- [WHAT YOU NEED TO DO] Locate each line in the records containing "this". Copy it.

- [Data excerpts]
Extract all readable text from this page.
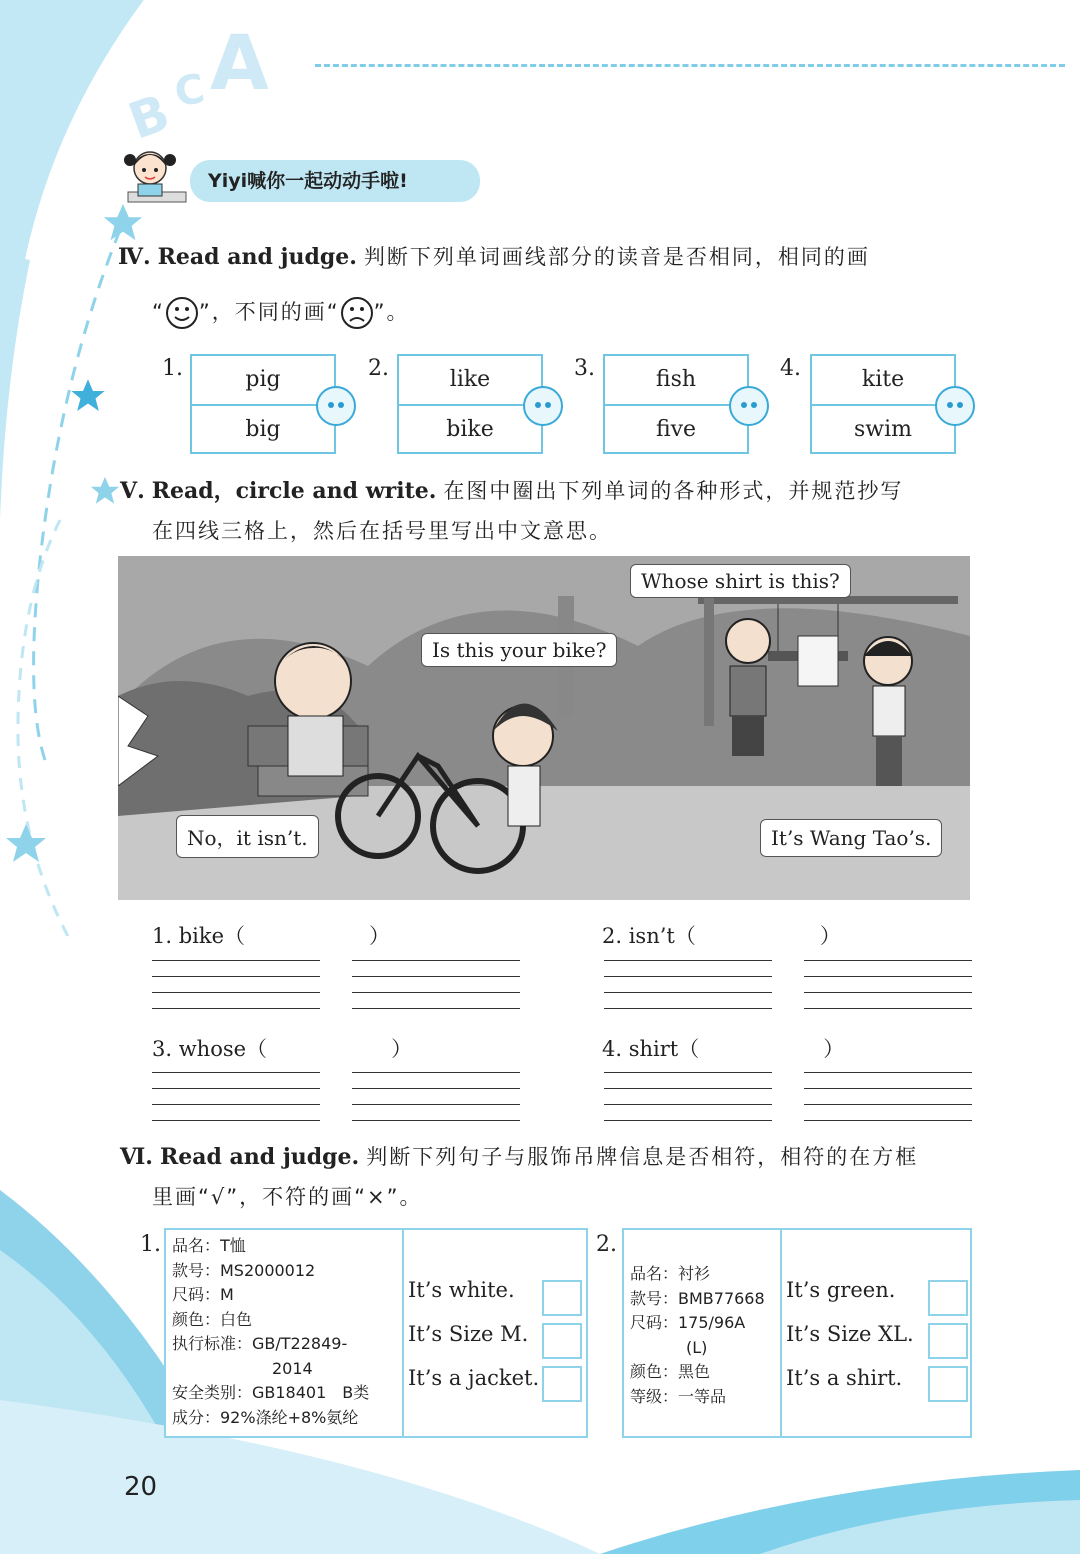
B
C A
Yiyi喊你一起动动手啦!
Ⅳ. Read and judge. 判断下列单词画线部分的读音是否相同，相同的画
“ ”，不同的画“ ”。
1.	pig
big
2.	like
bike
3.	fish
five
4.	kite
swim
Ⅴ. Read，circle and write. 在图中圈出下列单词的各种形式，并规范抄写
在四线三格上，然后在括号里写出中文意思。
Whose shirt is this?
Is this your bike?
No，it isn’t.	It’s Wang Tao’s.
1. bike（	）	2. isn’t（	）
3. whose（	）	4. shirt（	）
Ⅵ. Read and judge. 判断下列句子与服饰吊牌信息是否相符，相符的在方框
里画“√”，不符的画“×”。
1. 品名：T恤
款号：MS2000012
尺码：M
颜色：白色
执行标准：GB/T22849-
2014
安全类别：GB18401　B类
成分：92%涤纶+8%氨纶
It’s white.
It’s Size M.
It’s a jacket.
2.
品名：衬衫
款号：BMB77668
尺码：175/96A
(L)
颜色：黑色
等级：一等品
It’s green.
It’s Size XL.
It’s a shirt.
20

- [FINAL RESULT]
Extract all readable text from this page.
Whose shirt is this?
Is this your bike?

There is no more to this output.